**What you have to do:** Will you write out the data exactly, excluding every picture?

========================================================================

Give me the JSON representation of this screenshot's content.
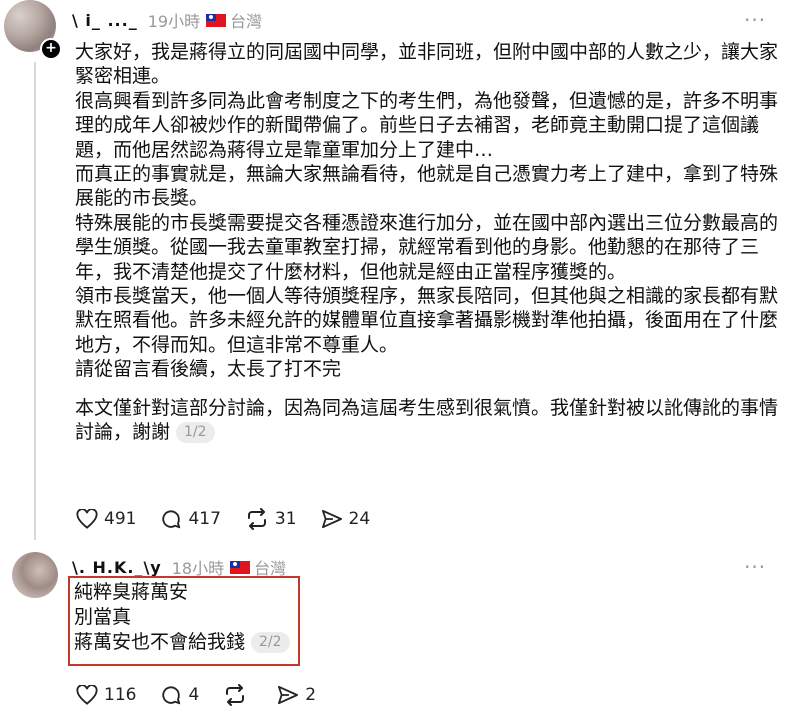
{
  "post": {
    "username": "\\ i_ ..._",
    "time": "19小時",
    "location": "台灣",
    "paragraphs": [
      "大家好，我是蔣得立的同屆國中同學，並非同班，但附中國中部的人數之少，讓大家緊密相連。",
      "很高興看到許多同為此會考制度之下的考生們，為他發聲，但遺憾的是，許多不明事理的成年人卻被炒作的新聞帶偏了。前些日子去補習，老師竟主動開口提了這個議題，而他居然認為蔣得立是靠童軍加分上了建中…",
      "而真正的事實就是，無論大家無論看待，他就是自己憑實力考上了建中，拿到了特殊展能的市長獎。",
      "特殊展能的市長獎需要提交各種憑證來進行加分，並在國中部內選出三位分數最高的學生頒獎。從國一我去童軍教室打掃，就經常看到他的身影。他勤懇的在那待了三年，我不清楚他提交了什麼材料，但他就是經由正當程序獲獎的。",
      "領市長獎當天，他一個人等待頒獎程序，無家長陪同，但其他與之相識的家長都有默默在照看他。許多未經允許的媒體單位直接拿著攝影機對準他拍攝，後面用在了什麼地方，不得而知。但這非常不尊重人。",
      "請從留言看後續，太長了打不完"
    ],
    "final_paragraph": "本文僅針對這部分討論，因為同為這屆考生感到很氣憤。我僅針對被以訛傳訛的事情討論，謝謝",
    "page_indicator": "1/2",
    "likes": "491",
    "comments": "417",
    "reposts": "31",
    "shares": "24"
  },
  "reply": {
    "username": "\\. H.K._\\y",
    "time": "18小時",
    "location": "台灣",
    "lines": [
      "純粹臭蔣萬安",
      "別當真",
      "蔣萬安也不會給我錢"
    ],
    "page_indicator": "2/2",
    "likes": "116",
    "comments": "4",
    "reposts": "",
    "shares": "2"
  },
  "icons": {
    "more": "more-icon",
    "like": "heart-icon",
    "comment": "comment-icon",
    "repost": "repost-icon",
    "share": "share-icon"
  },
  "colors": {
    "highlight_border": "#c0392b",
    "flag_red": "#e0141e",
    "flag_blue": "#1b2fa3"
  }
}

========================================================================

**Expected output:**
Give me the JSON representation of this screenshot's content.
{
  "post": {
    "username": "\\ i_ ..._",
    "time": "19小時",
    "location": "台灣",
    "paragraphs": [
      "大家好，我是蔣得立的同屆國中同學，並非同班，但附中國中部的人數之少，讓大家緊密相連。",
      "很高興看到許多同為此會考制度之下的考生們，為他發聲，但遺憾的是，許多不明事理的成年人卻被炒作的新聞帶偏了。前些日子去補習，老師竟主動開口提了這個議題，而他居然認為蔣得立是靠童軍加分上了建中…",
      "而真正的事實就是，無論大家無論看待，他就是自己憑實力考上了建中，拿到了特殊展能的市長獎。",
      "特殊展能的市長獎需要提交各種憑證來進行加分，並在國中部內選出三位分數最高的學生頒獎。從國一我去童軍教室打掃，就經常看到他的身影。他勤懇的在那待了三年，我不清楚他提交了什麼材料，但他就是經由正當程序獲獎的。",
      "領市長獎當天，他一個人等待頒獎程序，無家長陪同，但其他與之相識的家長都有默默在照看他。許多未經允許的媒體單位直接拿著攝影機對準他拍攝，後面用在了什麼地方，不得而知。但這非常不尊重人。",
      "請從留言看後續，太長了打不完"
    ],
    "final_paragraph": "本文僅針對這部分討論，因為同為這屆考生感到很氣憤。我僅針對被以訛傳訛的事情討論，謝謝",
    "page_indicator": "1/2",
    "likes": "491",
    "comments": "417",
    "reposts": "31",
    "shares": "24"
  },
  "reply": {
    "username": "\\. H.K._\\y",
    "time": "18小時",
    "location": "台灣",
    "lines": [
      "純粹臭蔣萬安",
      "別當真",
      "蔣萬安也不會給我錢"
    ],
    "page_indicator": "2/2",
    "likes": "116",
    "comments": "4",
    "reposts": "",
    "shares": "2"
  },
  "icons": {
    "more": "more-icon",
    "like": "heart-icon",
    "comment": "comment-icon",
    "repost": "repost-icon",
    "share": "share-icon"
  },
  "colors": {
    "highlight_border": "#c0392b",
    "flag_red": "#e0141e",
    "flag_blue": "#1b2fa3"
  }
}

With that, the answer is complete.